**INSTRUCTIONS FOR THE TASK**
Give only the number of lines in these records that contain the word "enligt".

**GIVEN RECORDS**
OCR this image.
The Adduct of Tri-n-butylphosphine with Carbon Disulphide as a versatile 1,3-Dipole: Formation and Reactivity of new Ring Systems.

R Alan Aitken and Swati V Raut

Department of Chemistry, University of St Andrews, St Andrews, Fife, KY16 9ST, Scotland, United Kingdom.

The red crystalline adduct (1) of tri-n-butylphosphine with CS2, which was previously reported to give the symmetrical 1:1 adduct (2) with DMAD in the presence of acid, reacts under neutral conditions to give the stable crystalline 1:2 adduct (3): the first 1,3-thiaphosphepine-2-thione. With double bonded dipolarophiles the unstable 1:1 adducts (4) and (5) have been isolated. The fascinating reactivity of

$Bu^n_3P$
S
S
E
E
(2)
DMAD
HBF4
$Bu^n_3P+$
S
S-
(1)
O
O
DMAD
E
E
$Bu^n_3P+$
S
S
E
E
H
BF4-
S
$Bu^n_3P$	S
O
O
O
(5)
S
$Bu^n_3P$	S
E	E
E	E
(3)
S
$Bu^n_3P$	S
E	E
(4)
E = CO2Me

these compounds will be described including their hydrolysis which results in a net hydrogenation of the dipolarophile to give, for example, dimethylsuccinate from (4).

---

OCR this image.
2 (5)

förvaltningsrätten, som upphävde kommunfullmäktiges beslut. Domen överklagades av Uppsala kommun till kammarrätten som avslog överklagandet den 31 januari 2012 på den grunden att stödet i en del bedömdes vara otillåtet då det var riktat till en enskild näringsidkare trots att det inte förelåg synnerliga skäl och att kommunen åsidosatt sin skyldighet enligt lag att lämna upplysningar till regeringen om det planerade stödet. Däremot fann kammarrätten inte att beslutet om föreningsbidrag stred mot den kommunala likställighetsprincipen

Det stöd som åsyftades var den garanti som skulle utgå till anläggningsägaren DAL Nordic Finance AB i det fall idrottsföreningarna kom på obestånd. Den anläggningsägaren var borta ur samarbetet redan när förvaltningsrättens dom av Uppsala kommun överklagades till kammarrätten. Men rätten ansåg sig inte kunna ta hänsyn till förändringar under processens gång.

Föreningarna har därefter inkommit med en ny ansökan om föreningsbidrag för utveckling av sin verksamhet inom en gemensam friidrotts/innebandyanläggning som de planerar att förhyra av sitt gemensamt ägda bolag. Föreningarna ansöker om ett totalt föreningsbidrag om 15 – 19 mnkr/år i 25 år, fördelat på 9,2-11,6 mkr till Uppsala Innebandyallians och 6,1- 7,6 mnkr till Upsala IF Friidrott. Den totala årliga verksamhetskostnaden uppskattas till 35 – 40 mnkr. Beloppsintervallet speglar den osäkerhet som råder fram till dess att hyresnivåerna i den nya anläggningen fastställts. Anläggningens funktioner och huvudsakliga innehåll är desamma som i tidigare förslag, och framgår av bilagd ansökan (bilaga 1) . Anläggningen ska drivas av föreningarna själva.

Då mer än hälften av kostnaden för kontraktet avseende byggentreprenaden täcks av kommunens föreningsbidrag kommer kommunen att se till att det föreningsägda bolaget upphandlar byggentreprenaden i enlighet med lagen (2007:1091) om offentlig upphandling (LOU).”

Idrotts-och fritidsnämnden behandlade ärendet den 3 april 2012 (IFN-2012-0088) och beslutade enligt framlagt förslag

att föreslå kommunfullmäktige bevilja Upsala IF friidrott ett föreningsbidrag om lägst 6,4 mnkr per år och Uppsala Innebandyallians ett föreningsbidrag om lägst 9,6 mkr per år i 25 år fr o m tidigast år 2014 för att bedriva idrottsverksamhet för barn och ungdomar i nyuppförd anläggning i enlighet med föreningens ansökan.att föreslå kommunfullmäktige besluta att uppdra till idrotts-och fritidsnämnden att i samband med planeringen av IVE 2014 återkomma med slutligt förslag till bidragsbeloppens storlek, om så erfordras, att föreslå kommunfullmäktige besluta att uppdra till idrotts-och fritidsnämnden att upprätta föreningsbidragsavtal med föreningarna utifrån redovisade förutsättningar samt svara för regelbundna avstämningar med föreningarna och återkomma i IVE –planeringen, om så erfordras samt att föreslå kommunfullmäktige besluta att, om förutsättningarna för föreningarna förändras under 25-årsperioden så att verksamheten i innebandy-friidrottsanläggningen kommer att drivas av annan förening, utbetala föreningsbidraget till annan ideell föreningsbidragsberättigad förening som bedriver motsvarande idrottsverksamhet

**ANSWER**
2